━━━ RECORDS FOR THE TASK

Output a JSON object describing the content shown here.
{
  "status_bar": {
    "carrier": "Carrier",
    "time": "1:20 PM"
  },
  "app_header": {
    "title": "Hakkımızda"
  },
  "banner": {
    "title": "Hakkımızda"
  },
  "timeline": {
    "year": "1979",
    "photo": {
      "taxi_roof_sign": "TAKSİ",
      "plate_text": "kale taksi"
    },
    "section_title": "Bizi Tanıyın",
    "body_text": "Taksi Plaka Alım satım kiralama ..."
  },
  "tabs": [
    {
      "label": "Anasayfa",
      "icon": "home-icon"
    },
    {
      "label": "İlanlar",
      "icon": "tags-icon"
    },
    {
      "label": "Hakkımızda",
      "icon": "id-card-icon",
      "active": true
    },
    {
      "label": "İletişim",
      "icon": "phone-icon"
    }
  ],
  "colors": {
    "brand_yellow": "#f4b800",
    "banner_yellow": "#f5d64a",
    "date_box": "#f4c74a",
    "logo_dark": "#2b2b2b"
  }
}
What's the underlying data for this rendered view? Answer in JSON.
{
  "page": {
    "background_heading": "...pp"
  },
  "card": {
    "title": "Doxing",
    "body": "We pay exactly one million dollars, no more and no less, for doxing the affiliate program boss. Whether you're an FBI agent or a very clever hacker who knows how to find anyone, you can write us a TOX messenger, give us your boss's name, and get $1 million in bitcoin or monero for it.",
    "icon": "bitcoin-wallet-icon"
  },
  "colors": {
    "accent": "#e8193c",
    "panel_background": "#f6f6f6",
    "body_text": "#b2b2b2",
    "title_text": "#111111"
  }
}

━━━━━━

Gather all lines of the records that include the word "JSON".

**SOLUTION TO THIS PROBLEM**:
Output a JSON object describing the content shown here.
What's the underlying data for this rendered view? Answer in JSON.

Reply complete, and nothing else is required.